## Goal of the exercise:
Write out the records word for word, with no pictures.

## Records provided:
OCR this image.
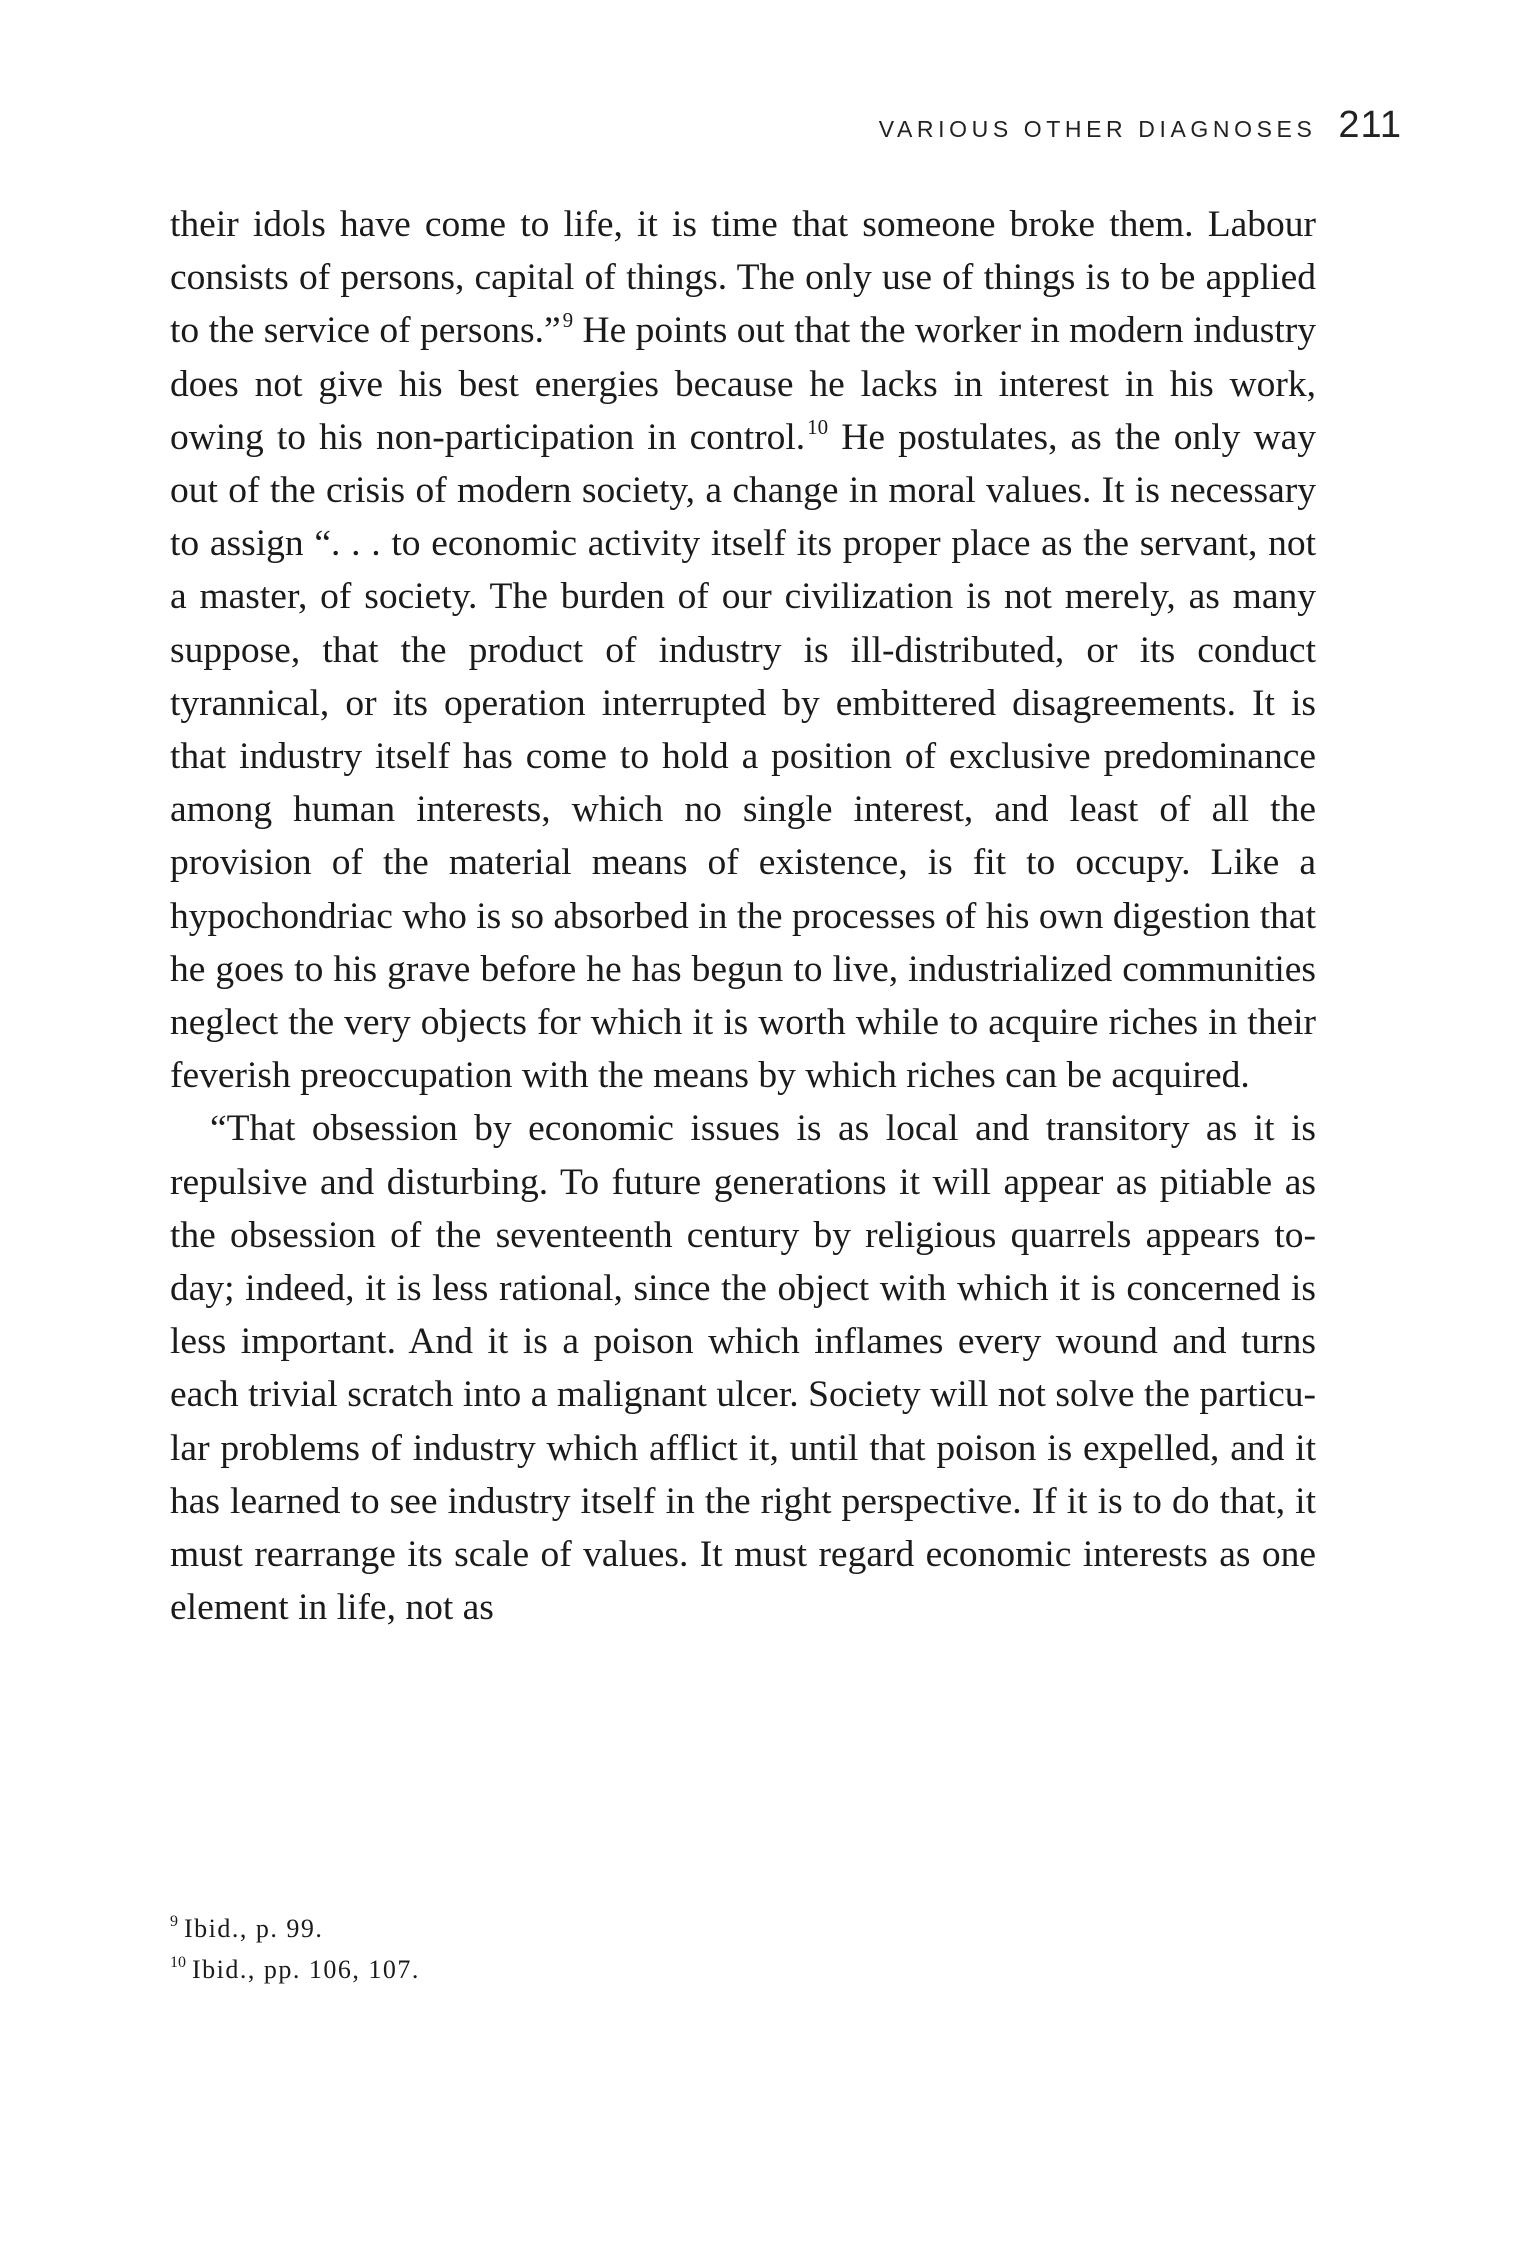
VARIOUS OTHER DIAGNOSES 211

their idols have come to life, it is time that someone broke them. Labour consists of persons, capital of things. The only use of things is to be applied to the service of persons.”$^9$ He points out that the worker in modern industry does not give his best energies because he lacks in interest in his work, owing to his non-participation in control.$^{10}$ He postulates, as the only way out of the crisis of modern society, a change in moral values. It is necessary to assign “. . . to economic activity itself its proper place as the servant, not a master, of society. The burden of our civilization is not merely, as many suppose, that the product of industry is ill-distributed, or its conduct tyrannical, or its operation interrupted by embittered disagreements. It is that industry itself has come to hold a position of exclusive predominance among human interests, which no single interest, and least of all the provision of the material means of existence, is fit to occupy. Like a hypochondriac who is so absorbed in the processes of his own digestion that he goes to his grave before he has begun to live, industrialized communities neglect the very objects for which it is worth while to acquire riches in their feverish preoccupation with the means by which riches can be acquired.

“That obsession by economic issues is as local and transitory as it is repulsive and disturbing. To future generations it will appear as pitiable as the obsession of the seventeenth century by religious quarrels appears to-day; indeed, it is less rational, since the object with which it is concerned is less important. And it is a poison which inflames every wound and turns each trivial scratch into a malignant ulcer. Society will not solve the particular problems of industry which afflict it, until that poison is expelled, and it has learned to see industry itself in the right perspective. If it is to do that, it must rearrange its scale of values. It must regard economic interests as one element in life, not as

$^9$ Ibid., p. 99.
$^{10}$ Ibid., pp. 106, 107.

## Result of the exercise:
OCR this image.
VARIOUS OTHER DIAGNOSES 211

their idols have come to life, it is time that someone broke them. Labour consists of persons, capital of things. The only use of things is to be applied to the service of persons.”$^9$ He points out that the worker in modern industry does not give his best energies because he lacks in interest in his work, owing to his non-participation in control.$^{10}$ He postulates, as the only way out of the crisis of modern society, a change in moral values. It is necessary to assign “. . . to economic activity itself its proper place as the servant, not a master, of society. The burden of our civilization is not merely, as many suppose, that the product of industry is ill-distributed, or its conduct tyrannical, or its operation interrupted by embittered disagreements. It is that industry itself has come to hold a position of exclusive predominance among human interests, which no single interest, and least of all the provision of the material means of existence, is fit to occupy. Like a hypochondriac who is so absorbed in the processes of his own digestion that he goes to his grave before he has begun to live, industrialized communities neglect the very objects for which it is worth while to acquire riches in their feverish preoccupation with the means by which riches can be acquired.

“That obsession by economic issues is as local and transitory as it is repulsive and disturbing. To future generations it will appear as pitiable as the obsession of the seventeenth century by religious quarrels appears to-day; indeed, it is less rational, since the object with which it is concerned is less important. And it is a poison which inflames every wound and turns each trivial scratch into a malignant ulcer. Society will not solve the particular problems of industry which afflict it, until that poison is expelled, and it has learned to see industry itself in the right perspective. If it is to do that, it must rearrange its scale of values. It must regard economic interests as one element in life, not as

$^9$ Ibid., p. 99.
$^{10}$ Ibid., pp. 106, 107.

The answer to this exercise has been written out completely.